[AIM OF THE TASK]
Transcribe all of the material exactly.

[RECORDED INFORMATION]
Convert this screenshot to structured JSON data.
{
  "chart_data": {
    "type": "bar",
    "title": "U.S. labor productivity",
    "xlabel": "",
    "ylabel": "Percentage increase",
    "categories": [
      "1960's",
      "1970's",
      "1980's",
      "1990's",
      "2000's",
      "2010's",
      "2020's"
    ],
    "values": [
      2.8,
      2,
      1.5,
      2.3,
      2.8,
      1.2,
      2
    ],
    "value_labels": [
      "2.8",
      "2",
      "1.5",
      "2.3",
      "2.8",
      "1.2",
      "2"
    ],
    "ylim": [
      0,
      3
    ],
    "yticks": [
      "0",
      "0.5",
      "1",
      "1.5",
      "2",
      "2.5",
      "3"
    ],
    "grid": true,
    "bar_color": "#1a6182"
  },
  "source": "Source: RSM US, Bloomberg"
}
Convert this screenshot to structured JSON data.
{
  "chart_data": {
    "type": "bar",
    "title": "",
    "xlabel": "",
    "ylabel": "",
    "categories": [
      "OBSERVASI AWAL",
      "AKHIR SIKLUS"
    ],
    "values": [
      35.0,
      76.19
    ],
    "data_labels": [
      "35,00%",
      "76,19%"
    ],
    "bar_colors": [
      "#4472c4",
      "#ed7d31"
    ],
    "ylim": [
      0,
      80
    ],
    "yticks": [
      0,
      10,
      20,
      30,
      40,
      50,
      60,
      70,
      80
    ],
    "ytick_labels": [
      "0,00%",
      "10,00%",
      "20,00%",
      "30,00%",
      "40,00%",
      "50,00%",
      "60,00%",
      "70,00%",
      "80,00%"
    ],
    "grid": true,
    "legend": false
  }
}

[RESULT OF THE TASK]
Convert this screenshot to structured JSON data.
{
  "chart_data": {
    "type": "bar",
    "title": "U.S. labor productivity",
    "xlabel": "",
    "ylabel": "Percentage increase",
    "categories": [
      "1960's",
      "1970's",
      "1980's",
      "1990's",
      "2000's",
      "2010's",
      "2020's"
    ],
    "values": [
      2.8,
      2,
      1.5,
      2.3,
      2.8,
      1.2,
      2
    ],
    "value_labels": [
      "2.8",
      "2",
      "1.5",
      "2.3",
      "2.8",
      "1.2",
      "2"
    ],
    "ylim": [
      0,
      3
    ],
    "yticks": [
      "0",
      "0.5",
      "1",
      "1.5",
      "2",
      "2.5",
      "3"
    ],
    "grid": true,
    "bar_color": "#1a6182"
  },
  "source": "Source: RSM US, Bloomberg"
}
Convert this screenshot to structured JSON data.
{
  "chart_data": {
    "type": "bar",
    "title": "",
    "xlabel": "",
    "ylabel": "",
    "categories": [
      "OBSERVASI AWAL",
      "AKHIR SIKLUS"
    ],
    "values": [
      35.0,
      76.19
    ],
    "data_labels": [
      "35,00%",
      "76,19%"
    ],
    "bar_colors": [
      "#4472c4",
      "#ed7d31"
    ],
    "ylim": [
      0,
      80
    ],
    "yticks": [
      0,
      10,
      20,
      30,
      40,
      50,
      60,
      70,
      80
    ],
    "ytick_labels": [
      "0,00%",
      "10,00%",
      "20,00%",
      "30,00%",
      "40,00%",
      "50,00%",
      "60,00%",
      "70,00%",
      "80,00%"
    ],
    "grid": true,
    "legend": false
  }
}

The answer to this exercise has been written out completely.